Answer with a single number: the count of lines that hold "Periods".

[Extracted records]
******************************

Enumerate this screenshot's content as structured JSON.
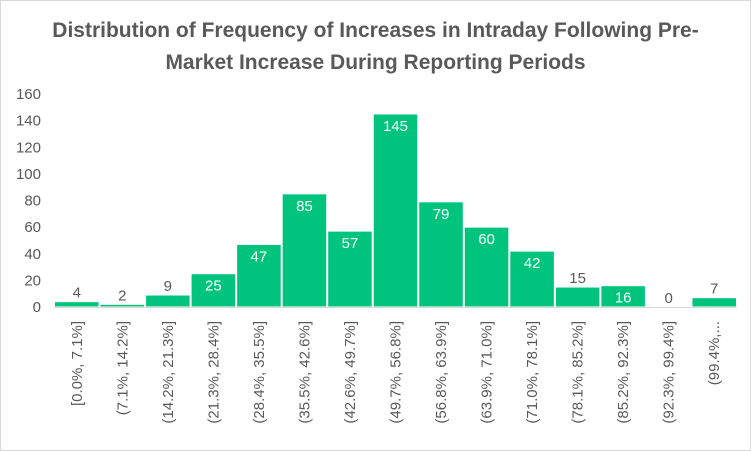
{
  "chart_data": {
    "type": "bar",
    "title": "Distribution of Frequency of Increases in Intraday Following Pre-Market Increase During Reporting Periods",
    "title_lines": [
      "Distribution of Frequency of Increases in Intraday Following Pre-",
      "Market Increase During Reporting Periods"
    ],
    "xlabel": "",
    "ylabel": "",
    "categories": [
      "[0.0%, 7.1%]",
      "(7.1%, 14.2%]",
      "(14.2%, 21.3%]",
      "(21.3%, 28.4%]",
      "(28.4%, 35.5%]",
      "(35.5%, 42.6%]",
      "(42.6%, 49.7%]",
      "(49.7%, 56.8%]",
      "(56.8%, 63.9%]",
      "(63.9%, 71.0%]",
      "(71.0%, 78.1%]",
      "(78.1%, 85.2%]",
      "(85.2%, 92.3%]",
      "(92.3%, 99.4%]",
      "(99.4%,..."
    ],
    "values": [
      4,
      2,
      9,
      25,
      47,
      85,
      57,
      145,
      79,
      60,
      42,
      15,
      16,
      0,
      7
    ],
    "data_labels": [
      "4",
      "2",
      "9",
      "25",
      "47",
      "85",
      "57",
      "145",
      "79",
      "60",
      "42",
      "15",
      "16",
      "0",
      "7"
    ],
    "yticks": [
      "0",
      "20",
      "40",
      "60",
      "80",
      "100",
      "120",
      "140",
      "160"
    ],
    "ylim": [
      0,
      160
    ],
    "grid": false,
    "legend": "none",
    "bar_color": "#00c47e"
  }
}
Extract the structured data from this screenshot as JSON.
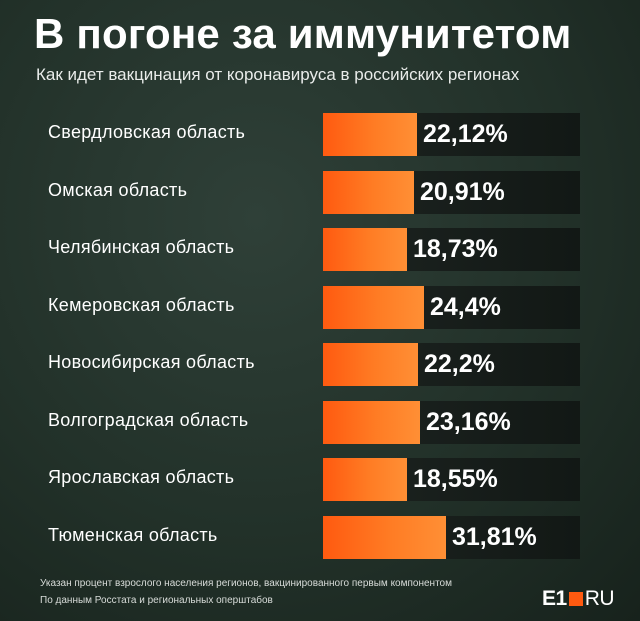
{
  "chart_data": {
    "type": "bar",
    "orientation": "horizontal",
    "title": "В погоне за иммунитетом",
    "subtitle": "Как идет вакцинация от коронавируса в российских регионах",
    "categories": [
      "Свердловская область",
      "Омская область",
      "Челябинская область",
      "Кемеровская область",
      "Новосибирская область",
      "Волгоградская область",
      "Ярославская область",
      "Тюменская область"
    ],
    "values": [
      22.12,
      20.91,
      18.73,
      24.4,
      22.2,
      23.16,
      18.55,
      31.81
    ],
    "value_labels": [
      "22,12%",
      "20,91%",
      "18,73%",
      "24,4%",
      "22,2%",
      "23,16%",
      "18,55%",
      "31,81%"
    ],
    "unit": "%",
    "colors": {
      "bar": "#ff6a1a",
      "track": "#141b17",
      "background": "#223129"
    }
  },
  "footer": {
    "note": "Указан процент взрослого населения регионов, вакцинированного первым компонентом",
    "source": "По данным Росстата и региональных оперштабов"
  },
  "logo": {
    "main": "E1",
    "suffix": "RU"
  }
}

******************************

§ **FINISHED ANSWER**
2